PROBLEM DESCRIPTION: Where a line in the listing below contains the word "pptx", copy that line.

MATERIALS PROVIDED:
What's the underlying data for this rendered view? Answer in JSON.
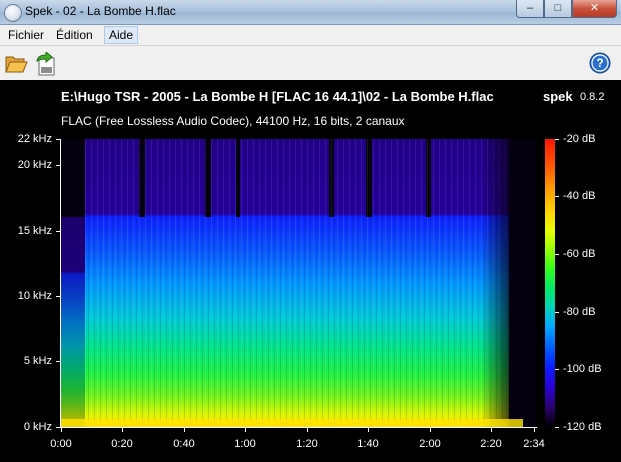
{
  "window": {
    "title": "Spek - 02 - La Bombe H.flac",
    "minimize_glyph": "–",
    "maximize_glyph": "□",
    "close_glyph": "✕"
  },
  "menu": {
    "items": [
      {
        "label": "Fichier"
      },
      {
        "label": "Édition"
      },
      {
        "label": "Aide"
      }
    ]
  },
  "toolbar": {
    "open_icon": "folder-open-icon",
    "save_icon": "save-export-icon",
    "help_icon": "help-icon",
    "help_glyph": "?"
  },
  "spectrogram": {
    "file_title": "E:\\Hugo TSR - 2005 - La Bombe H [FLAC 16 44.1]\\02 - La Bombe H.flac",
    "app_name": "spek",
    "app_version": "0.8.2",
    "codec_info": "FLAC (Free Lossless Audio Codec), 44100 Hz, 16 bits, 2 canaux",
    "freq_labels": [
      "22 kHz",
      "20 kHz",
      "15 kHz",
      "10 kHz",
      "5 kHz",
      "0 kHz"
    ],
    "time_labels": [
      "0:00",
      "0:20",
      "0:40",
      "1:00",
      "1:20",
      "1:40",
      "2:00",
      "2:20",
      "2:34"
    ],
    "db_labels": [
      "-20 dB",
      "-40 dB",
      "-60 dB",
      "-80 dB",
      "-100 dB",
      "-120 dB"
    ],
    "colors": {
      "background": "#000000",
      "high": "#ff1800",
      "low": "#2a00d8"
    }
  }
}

--

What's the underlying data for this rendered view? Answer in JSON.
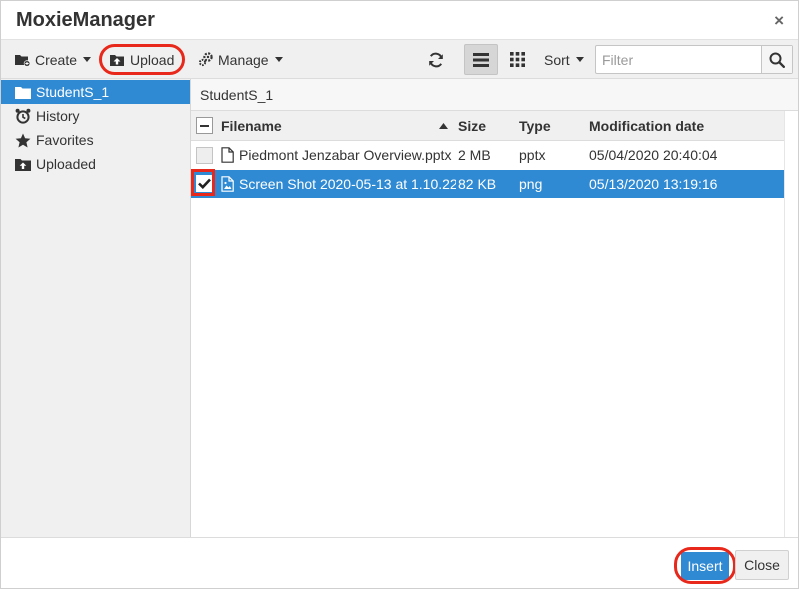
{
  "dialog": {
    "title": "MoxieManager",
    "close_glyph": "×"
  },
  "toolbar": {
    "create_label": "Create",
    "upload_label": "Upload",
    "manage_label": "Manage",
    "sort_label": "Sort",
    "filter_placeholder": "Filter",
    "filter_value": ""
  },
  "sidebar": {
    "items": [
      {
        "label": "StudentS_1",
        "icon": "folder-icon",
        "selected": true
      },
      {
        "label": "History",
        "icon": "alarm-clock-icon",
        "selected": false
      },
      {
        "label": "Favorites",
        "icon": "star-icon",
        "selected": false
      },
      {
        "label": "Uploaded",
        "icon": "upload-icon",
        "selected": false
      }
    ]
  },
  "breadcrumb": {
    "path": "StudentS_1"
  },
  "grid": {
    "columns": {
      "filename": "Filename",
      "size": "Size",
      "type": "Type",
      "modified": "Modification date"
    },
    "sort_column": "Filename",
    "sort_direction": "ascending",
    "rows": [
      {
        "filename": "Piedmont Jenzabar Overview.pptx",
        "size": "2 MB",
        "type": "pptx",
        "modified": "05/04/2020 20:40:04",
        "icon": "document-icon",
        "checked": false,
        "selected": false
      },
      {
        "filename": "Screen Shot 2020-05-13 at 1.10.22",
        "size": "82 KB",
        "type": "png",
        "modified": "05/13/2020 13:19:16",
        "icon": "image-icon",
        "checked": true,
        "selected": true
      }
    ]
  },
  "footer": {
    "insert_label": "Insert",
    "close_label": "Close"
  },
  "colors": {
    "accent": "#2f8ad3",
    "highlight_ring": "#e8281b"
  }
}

WORKED ANSWER:
        "filename": "Piedmont Jenzabar Overview.pptx",
        "type": "pptx",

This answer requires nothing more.